▸ TEXT SHOWN:
········
The responsive kinetic installation Sonoseismic Earth presents Earth in the age of the Anthropocene, the geological epoch of industrial societies. It is an age that has witnessed disruptions in the earth’s systems on a planetary scale. The crisis of the planet is marked by climate change; loss of biodiversity; pollution of the sea, land and air; exploitation of natural resources; and heavy depletion of soil.
Sonoseismic Earth makes a possible entry into a planetary perspective, into the sensual and haptic relationship between the human and the planet. The depletion of fossil fuels in the earth’s crust causes tectonic cracks; hence, in the installation, the globe is gradually polluted. The rendering of seismographic shifts intensifies with the proximity of human beings detected by sensors. The planet emits the infrasonic sound of earthquakes; it submerges the human in the ubiquitous acoustic space with no identifiable origin. The infrasonic sound is a warning frequency, recognized by the more sensitive beings as a sign of danger. With the acoustic environment of the Sonoseismic Earth, humans are caught actively and experientially in the drama of the endless circulation of capital. The crisis of the planet is the crisis of the system.
········
▸ RECORDED DATA:

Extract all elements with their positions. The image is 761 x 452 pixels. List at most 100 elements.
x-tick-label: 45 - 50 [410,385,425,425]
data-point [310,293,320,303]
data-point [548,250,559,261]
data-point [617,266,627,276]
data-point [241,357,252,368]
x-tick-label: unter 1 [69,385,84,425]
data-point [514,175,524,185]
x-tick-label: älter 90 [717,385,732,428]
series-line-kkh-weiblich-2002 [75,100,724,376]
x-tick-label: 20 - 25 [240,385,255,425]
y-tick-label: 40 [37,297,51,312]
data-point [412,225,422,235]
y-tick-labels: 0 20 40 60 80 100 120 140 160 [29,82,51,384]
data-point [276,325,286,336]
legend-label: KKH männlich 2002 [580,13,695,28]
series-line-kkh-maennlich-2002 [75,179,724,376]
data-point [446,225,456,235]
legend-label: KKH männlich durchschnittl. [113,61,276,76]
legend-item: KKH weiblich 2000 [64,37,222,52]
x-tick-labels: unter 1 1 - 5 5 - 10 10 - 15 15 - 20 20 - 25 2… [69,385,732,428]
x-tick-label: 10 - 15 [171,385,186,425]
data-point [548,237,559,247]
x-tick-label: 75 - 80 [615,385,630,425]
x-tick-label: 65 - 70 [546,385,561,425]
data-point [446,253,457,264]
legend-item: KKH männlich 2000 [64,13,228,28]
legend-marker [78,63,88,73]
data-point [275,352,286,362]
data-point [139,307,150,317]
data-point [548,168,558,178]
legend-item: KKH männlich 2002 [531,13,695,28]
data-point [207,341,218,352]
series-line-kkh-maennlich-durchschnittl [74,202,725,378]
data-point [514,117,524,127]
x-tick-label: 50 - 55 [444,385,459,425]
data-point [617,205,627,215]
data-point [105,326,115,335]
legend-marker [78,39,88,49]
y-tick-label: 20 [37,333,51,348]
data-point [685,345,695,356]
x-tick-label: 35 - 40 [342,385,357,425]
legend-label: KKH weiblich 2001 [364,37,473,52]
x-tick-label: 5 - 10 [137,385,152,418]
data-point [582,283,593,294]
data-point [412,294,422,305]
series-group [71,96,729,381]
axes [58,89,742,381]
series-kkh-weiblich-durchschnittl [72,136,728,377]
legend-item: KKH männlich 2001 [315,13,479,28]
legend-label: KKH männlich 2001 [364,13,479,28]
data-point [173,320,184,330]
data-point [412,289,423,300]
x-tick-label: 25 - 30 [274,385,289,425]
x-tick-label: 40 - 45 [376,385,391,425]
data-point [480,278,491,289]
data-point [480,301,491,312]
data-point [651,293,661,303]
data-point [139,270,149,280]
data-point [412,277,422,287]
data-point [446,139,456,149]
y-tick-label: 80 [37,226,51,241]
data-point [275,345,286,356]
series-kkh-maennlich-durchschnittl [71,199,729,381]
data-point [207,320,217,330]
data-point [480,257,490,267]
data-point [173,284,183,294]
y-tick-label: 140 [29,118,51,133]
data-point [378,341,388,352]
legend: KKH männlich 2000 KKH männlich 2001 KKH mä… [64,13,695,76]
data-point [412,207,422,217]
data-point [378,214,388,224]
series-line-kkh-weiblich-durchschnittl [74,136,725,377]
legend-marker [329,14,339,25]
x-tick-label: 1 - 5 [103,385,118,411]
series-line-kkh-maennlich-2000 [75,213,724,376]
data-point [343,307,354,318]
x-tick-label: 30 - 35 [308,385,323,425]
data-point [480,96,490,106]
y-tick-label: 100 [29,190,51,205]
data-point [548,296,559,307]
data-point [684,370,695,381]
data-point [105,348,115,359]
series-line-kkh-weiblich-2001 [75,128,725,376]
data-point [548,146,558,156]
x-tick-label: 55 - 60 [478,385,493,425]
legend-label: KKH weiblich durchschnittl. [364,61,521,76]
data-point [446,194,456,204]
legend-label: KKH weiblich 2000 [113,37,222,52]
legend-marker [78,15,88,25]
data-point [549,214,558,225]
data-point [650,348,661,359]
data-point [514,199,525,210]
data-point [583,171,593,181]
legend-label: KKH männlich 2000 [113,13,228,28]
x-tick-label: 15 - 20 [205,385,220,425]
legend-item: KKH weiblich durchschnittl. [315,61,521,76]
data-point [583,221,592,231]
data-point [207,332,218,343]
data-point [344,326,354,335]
········
▸ ACTIVITY: Please retype the Sonoseismic Earth text from "The responsive kinetic" up to and including "depletion of soil.". Work only from the Sonoseismic Earth text and ignore the rows.

▸ OUTPUT FOR THIS TASK:
The responsive kinetic installation Sonoseismic Earth presents Earth in the age of the Anthropocene, the geological epoch of industrial societies. It is an age that has witnessed disruptions in the earth’s systems on a planetary scale. The crisis of the planet is marked by climate change; loss of biodiversity; pollution of the sea, land and air; exploitation of natural resources; and heavy depletion of soil.